Determine which lines of the records include the word "USSR", and copy them.
***
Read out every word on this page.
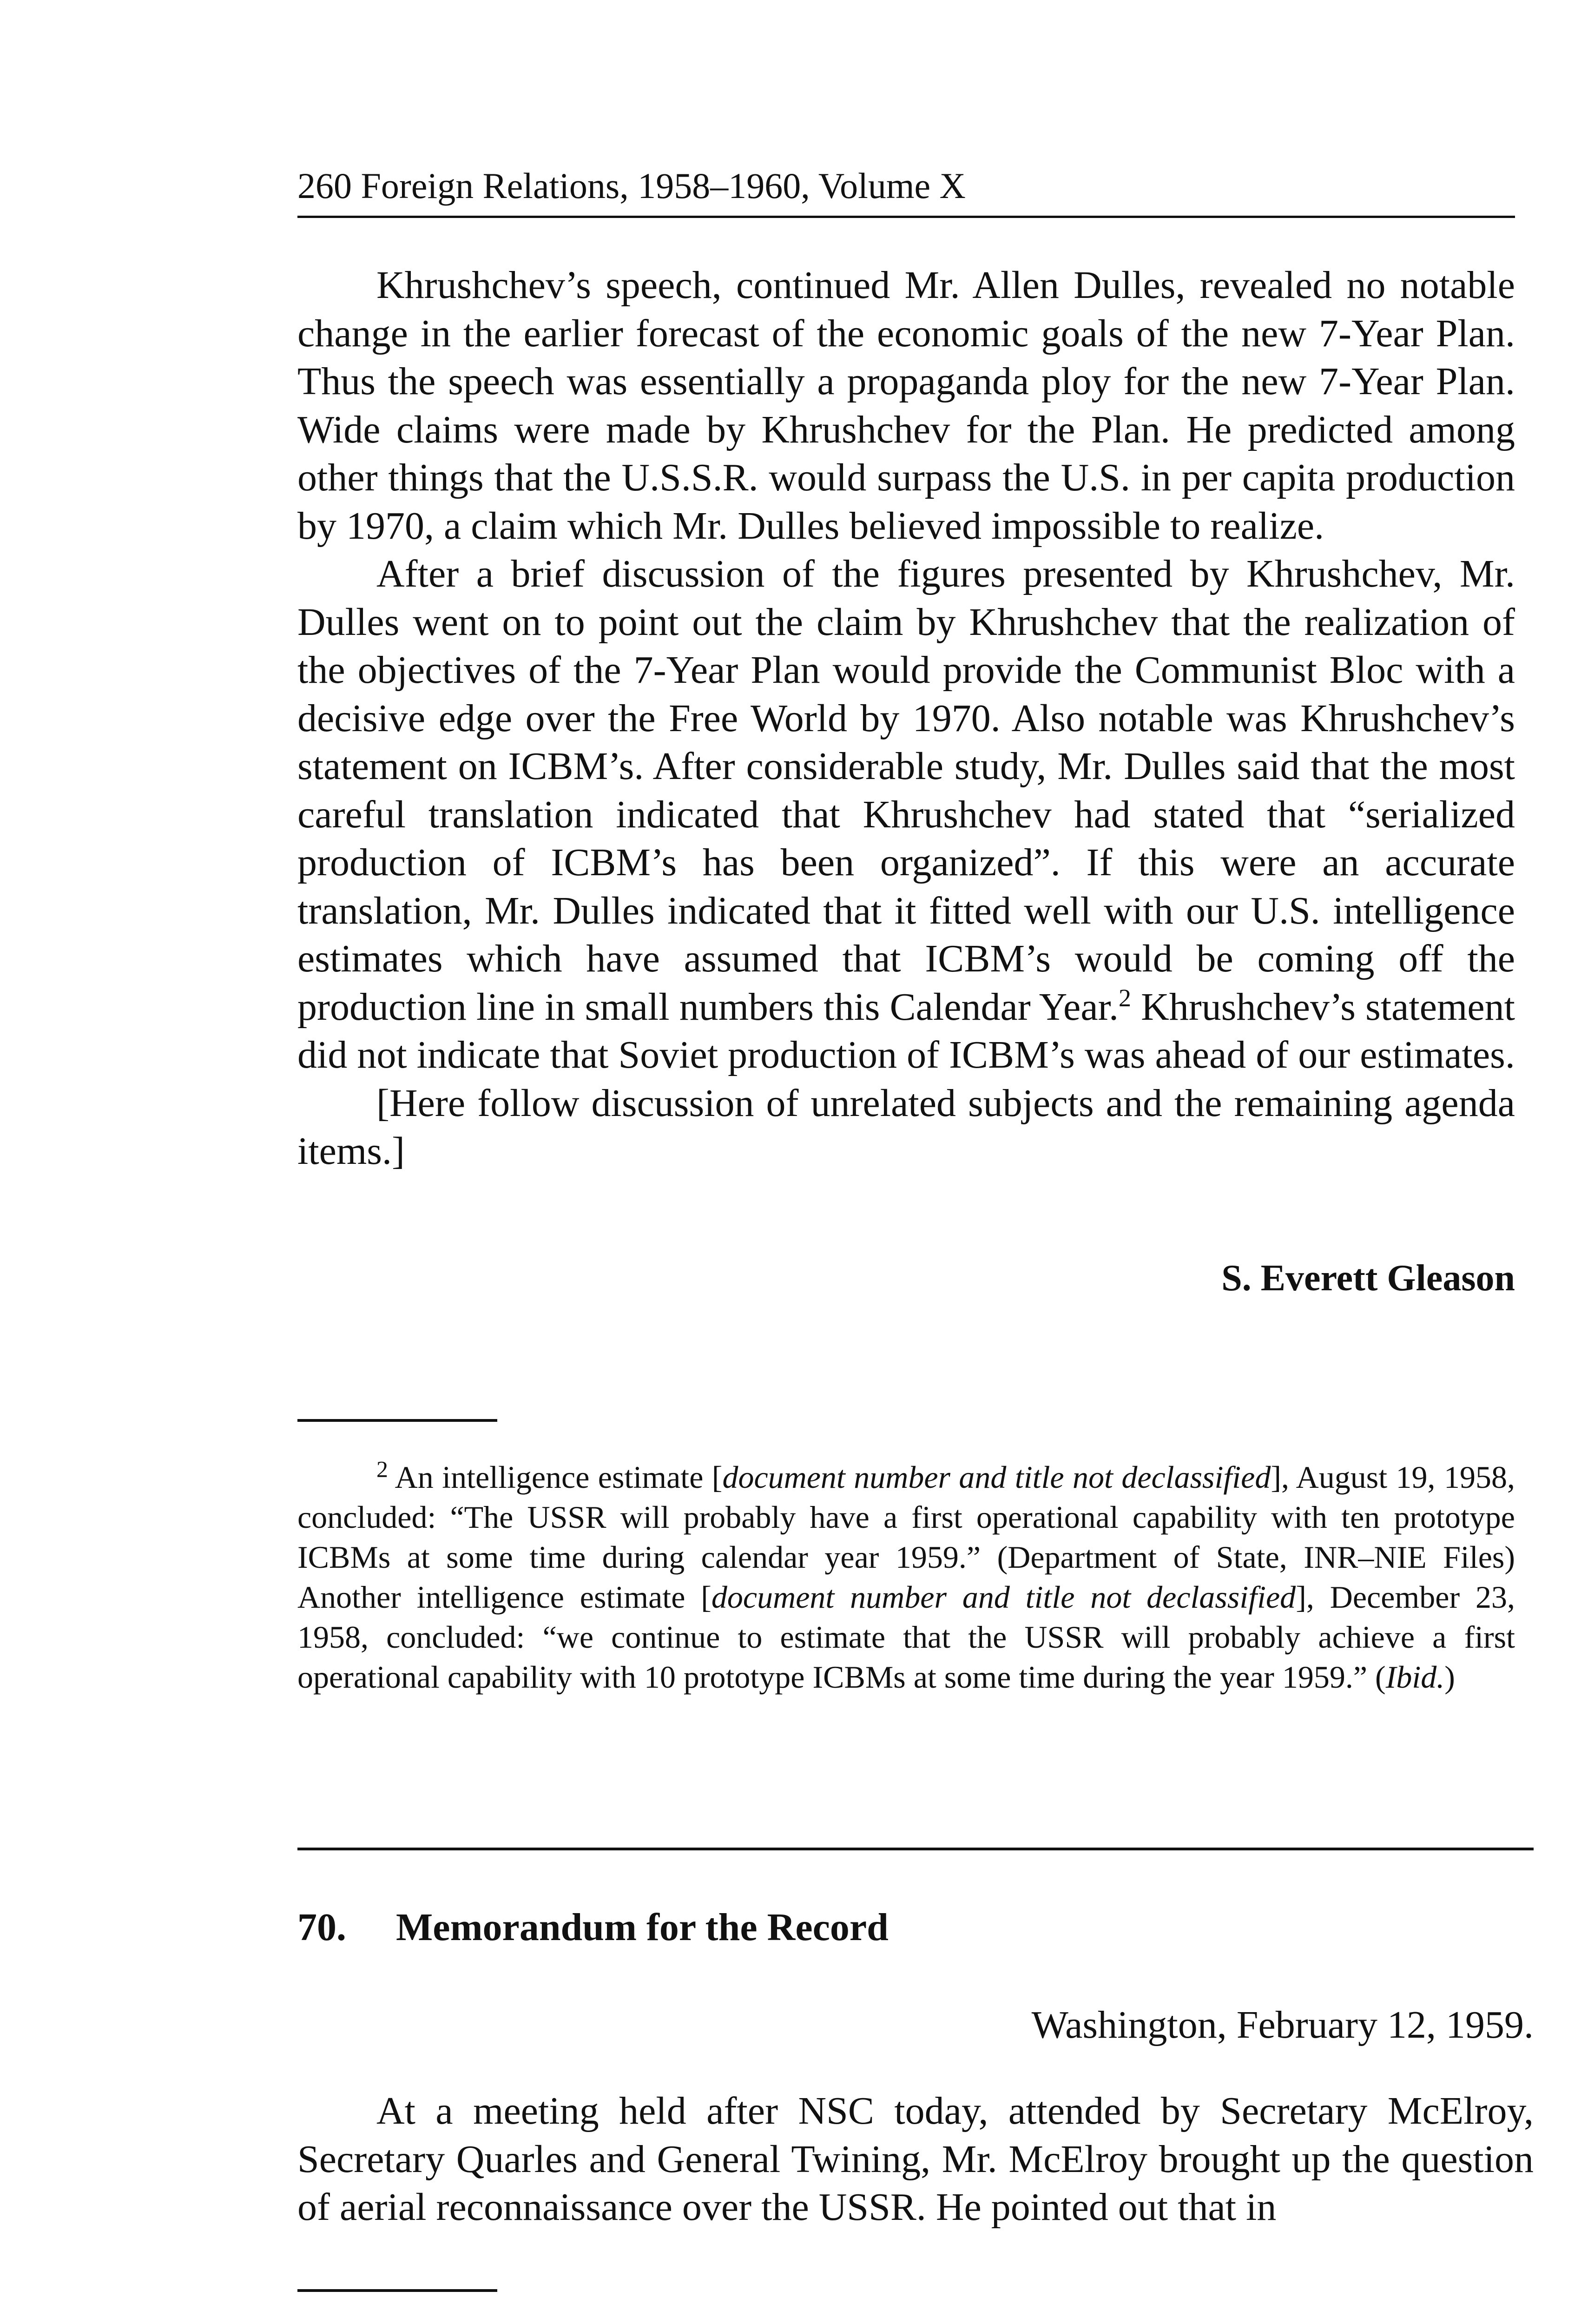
260 Foreign Relations, 1958–1960, Volume X

Khrushchev’s speech, continued Mr. Allen Dulles, revealed no notable change in the earlier forecast of the economic goals of the new 7-Year Plan. Thus the speech was essentially a propaganda ploy for the new 7-Year Plan. Wide claims were made by Khrushchev for the Plan. He predicted among other things that the U.S.S.R. would surpass the U.S. in per capita production by 1970, a claim which Mr. Dulles believed impossible to realize.

After a brief discussion of the figures presented by Khrushchev, Mr. Dulles went on to point out the claim by Khrushchev that the realization of the objectives of the 7-Year Plan would provide the Communist Bloc with a decisive edge over the Free World by 1970. Also notable was Khrushchev’s statement on ICBM’s. After considerable study, Mr. Dulles said that the most careful translation indicated that Khrushchev had stated that “serialized production of ICBM’s has been organized”. If this were an accurate translation, Mr. Dulles indicated that it fitted well with our U.S. intelligence estimates which have assumed that ICBM’s would be coming off the production line in small numbers this Calendar Year.$^2$ Khrushchev’s statement did not indicate that Soviet production of ICBM’s was ahead of our estimates.

[Here follow discussion of unrelated subjects and the remaining agenda items.]

S. Everett Gleason

$^2$ An intelligence estimate [document number and title not declassified], August 19, 1958, concluded: “The USSR will probably have a first operational capability with ten prototype ICBMs at some time during calendar year 1959.” (Department of State, INR–NIE Files) Another intelligence estimate [document number and title not declassified], December 23, 1958, concluded: “we continue to estimate that the USSR will probably achieve a first operational capability with 10 prototype ICBMs at some time during the year 1959.” (Ibid.)

70. Memorandum for the Record
Washington, February 12, 1959.

At a meeting held after NSC today, attended by Secretary McElroy, Secretary Quarles and General Twining, Mr. McElroy brought up the question of aerial reconnaissance over the USSR. He pointed out that in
***
## CORRECT OUTPUT
$^2$ An intelligence estimate [document number and title not declassified], August 19, 1958, concluded: “The USSR will probably have a first operational capability with ten prototype ICBMs at some time during calendar year 1959.” (Department of State, INR–NIE Files) Another intelligence estimate [document number and title not declassified], December 23, 1958, concluded: “we continue to estimate that the USSR will probably achieve a first operational capability with 10 prototype ICBMs at some time during the year 1959.” (Ibid.)
At a meeting held after NSC today, attended by Secretary McElroy, Secretary Quarles and General Twining, Mr. McElroy brought up the question of aerial reconnaissance over the USSR. He pointed out that in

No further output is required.